DATASET EXTRACT |
[BEGIN]

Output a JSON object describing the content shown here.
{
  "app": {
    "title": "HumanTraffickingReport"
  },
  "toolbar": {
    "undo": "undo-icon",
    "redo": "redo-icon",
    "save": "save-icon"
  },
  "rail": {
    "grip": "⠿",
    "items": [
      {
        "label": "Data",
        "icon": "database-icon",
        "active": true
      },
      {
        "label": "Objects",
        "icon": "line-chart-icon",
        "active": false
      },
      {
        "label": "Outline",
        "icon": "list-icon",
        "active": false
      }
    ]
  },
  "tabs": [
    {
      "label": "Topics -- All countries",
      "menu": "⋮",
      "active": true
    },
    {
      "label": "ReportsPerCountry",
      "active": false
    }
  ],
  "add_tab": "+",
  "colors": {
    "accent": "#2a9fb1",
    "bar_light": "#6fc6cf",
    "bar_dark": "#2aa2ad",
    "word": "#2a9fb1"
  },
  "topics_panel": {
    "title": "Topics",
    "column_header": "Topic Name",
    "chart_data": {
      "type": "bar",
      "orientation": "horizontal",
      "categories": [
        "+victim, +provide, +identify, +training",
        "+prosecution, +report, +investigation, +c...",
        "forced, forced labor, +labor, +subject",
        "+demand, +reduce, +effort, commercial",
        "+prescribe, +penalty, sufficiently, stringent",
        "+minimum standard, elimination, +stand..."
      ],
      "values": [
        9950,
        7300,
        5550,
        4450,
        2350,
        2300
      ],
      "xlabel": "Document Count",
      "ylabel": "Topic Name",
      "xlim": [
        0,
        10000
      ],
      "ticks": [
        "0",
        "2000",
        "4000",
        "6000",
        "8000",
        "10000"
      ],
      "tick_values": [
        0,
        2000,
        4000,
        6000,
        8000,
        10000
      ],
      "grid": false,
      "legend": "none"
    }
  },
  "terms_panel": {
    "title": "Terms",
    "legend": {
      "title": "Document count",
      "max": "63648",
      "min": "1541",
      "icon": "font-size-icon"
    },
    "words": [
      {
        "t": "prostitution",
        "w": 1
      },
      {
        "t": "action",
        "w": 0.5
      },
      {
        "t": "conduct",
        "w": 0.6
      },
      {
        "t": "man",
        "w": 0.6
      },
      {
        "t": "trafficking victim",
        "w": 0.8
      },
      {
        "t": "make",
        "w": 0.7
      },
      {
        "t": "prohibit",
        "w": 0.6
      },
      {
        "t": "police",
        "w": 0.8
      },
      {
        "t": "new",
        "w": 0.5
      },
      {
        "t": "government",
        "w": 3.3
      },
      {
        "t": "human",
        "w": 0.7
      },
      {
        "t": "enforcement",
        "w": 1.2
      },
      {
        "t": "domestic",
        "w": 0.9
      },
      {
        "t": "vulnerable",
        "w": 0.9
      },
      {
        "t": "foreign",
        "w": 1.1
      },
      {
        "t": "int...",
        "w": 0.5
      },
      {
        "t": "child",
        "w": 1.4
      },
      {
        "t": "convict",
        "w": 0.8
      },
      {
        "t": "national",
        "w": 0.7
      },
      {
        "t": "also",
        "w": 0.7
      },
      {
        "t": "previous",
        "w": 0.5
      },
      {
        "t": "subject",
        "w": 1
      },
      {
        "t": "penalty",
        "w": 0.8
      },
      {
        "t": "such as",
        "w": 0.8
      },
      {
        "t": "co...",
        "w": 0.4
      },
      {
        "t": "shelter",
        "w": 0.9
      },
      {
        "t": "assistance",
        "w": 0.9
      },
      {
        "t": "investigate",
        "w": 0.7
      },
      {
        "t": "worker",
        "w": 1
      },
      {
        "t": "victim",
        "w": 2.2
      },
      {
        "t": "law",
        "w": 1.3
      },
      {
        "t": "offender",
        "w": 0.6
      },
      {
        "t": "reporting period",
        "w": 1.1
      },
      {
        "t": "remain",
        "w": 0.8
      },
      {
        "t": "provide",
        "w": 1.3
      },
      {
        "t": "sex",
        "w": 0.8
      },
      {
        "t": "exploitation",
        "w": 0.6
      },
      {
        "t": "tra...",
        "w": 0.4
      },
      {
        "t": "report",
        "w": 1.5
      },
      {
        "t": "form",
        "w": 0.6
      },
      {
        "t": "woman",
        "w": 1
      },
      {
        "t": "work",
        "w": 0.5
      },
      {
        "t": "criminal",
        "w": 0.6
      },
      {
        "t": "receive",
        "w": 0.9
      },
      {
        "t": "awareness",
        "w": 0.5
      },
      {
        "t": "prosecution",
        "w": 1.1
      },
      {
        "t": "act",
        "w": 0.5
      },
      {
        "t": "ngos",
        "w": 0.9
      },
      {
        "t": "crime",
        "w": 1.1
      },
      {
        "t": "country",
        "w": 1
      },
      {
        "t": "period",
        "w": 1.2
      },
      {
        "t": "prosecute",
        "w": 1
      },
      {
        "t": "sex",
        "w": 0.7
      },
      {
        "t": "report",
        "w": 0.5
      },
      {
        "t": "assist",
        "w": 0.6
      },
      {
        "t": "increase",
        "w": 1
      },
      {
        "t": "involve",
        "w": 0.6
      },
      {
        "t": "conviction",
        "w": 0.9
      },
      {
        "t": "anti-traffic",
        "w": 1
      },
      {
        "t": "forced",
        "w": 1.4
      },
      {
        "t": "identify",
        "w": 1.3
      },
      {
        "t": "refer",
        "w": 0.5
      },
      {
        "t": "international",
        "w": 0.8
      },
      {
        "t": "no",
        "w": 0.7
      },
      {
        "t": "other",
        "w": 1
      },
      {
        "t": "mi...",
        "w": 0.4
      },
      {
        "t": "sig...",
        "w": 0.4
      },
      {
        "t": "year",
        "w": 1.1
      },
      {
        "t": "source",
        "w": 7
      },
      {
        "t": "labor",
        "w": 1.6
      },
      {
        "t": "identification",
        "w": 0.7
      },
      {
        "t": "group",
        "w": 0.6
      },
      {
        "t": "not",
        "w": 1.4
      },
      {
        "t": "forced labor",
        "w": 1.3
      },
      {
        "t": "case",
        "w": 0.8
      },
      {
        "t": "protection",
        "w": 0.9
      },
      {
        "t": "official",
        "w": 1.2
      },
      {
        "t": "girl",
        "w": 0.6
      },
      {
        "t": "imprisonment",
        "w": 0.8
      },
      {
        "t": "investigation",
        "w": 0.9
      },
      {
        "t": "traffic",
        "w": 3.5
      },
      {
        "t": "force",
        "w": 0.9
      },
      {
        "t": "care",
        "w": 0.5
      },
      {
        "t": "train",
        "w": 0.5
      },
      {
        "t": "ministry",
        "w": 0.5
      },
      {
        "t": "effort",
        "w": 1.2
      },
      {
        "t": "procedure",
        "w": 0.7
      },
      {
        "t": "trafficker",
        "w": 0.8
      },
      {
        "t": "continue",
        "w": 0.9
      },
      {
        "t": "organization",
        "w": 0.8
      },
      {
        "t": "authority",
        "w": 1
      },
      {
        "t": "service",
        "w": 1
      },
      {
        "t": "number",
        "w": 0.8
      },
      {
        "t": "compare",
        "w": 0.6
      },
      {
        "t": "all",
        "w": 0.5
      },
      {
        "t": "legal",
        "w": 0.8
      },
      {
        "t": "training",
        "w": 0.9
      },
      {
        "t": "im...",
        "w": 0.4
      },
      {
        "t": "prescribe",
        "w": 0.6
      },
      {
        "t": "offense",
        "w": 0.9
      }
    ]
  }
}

[END]

DIRECTIONS |
From the data, collect all lines where the string "prescribe" appears.

OUTPUT OF THE EXERCISE |
        "+prescribe, +penalty, sufficiently, stringent",
        "t": "prescribe",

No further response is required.